# PAGE EXCERPT
↓↓↓
The Yamaha FZ-X is a new neo-retro model for the Indian market. We spend a few days with the motorcycle to bring you a detailed report.
Story: Azaman Chothia
Photography: Sanjay Raikar
The “FZ” name is a really important one for the customers in the Indian market. The first-generation FZ16 was a major success when it was launched in 2008 owing to its sharp and aggressive FZ1-inspired streetfighter styling. Since then, the bike has gained increasing popularity among beginners and commuters inclined towards owning an attractive streetfighter for daily use. The FZ range has grown over the last 13 years with various iterations of the model being launched until now. The FZ-X that was launched recently marks a new chapter in the FZ series of motorcycles as it strays from the naked streetfighter segment. So, what exactly is the Yamaha FZ-X? Let us take a close look.
Back in my school days, I was a big fan of the FZ as it was surely one of the hottest motorcycles on sale in India, although Yamaha has gone with a new design language in the last few years which has been quite a controversial topic. Before the launch of the FZ-X, the enthusiasts’ speculations were about the XSR125 being launched in our market. The XSR125 was the latest addition to the XSR range and this one makes use of a Deltabox frame (the same as we see on the R15), gets USD front forks, disc brakes with ABS at both ends, dual-purpose tyres, and more. Everybody was excited on social media and there were comments about how Yamaha should seriously consider bringing the motorcycle to India as there were many takers. But when the Yamaha launch came closer and closer, we knew that we would be getting something completely different.
The FZ-X is a really unique motorcycle. It is a mix of a neo-retro cruiser with some elements reminiscent of a scrambler. In my opinion, this is not a good-looking motorcycle because of how disproportionate it appears. Yamaha have tried to give the Indian market an XSR while keeping the cost in check. The bike uses the same frame we see in the FZ models currently sold, but there are many differences in the dimensions and ergonomics.
↑↑↑
(Item position entries)
↓↓↓
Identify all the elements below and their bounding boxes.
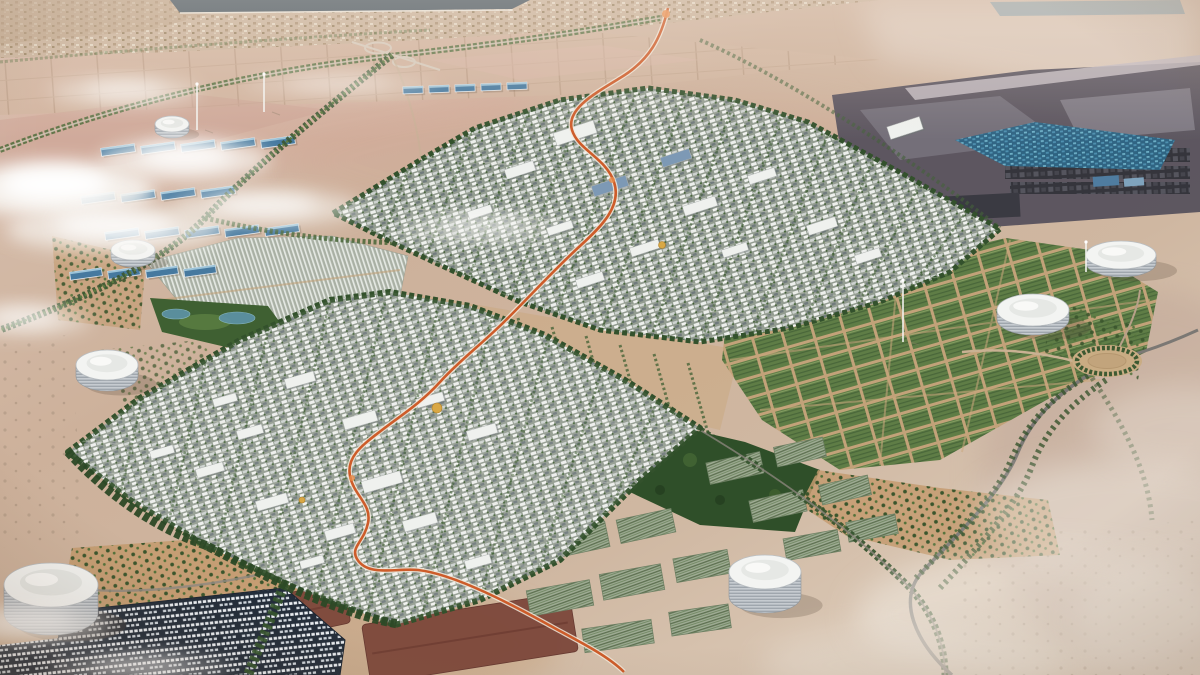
scene-canvas — [0, 0, 1200, 675]
aerial-city-rendering — [0, 0, 1200, 675]
vignette — [0, 0, 1200, 675]
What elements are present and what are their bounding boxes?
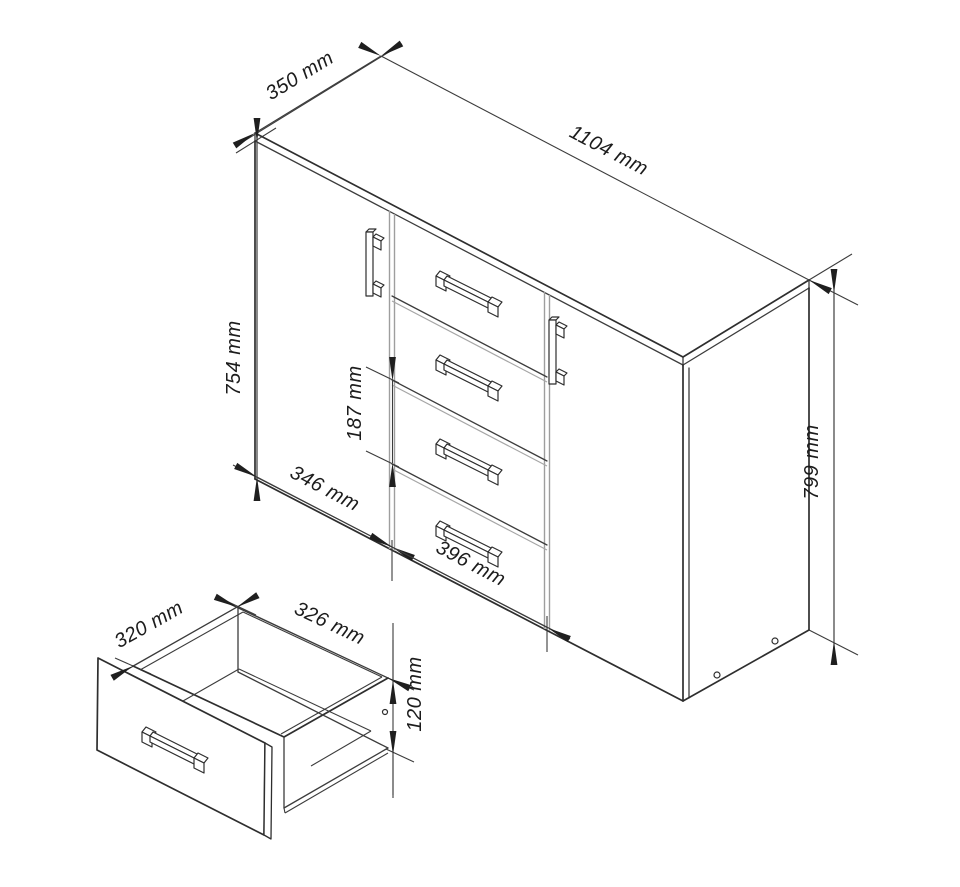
dim-label-front-height: 754 mm: [223, 320, 245, 395]
furniture-dimension-drawing: 350 mm 1104 mm 754 mm 187 mm 346 mm 396 …: [0, 0, 960, 887]
drawer-detail-view: 320 mm 326 mm 120 mm: [97, 597, 426, 839]
dim-label-inner-depth: 320 mm: [111, 597, 187, 653]
main-cabinet-view: 350 mm 1104 mm 754 mm 187 mm 346 mm 396 …: [223, 44, 858, 701]
technical-drawing-canvas: 350 mm 1104 mm 754 mm 187 mm 346 mm 396 …: [0, 0, 960, 887]
side-screw-hole: [714, 672, 720, 678]
dim-label-inner-width: 326 mm: [291, 598, 368, 650]
dim-label-drawer-front-height: 187 mm: [344, 365, 366, 440]
dim-label-detail-side-height: 120 mm: [404, 656, 426, 731]
drawer-front-panel: [97, 658, 272, 839]
drawer-side-hole: [383, 710, 388, 715]
side-screw-hole: [772, 638, 778, 644]
dim-label-side-height: 799 mm: [801, 424, 823, 499]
↑↑↑
# TASKS TO CARRY OUT
#1 According to the motorcycle review, why was the first-generation FZ16 a major success when it launched in 2008?
#2 List the features of the XSR125 that the motorcycle review names.
#3 Rewrite the part of the motorcycle review that begins at the words "Back in my school" and stops after "something completely different.", renaming "XSR125" to "XSR155" wherever it appears.

# SOLUTIONS PER TASK
#1 It was a major success because of its sharp and aggressive streetfighter styling, which was inspired by the FZ1.

#2
- A Deltabox frame (the same as on the R15)
- USD front forks
- Disc brakes with ABS at both ends
- Dual-purpose tyres

#3
Back in my school days, I was a big fan of the FZ as it was surely one of the hottest motorcycles on sale in India, although Yamaha has gone with a new design language in the last few years which has been quite a controversial topic. Before the launch of the FZ-X, the enthusiasts’ speculations were about the XSR155 being launched in our market. The XSR155 was the latest addition to the XSR range and this one makes use of a Deltabox frame (the same as we see on the R15), gets USD front forks, disc brakes with ABS at both ends, dual-purpose tyres, and more. Everybody was excited on social media and there were comments about how Yamaha should seriously consider bringing the motorcycle to India as there were many takers. But when the Yamaha launch came closer and closer, we knew that we would be getting something completely different.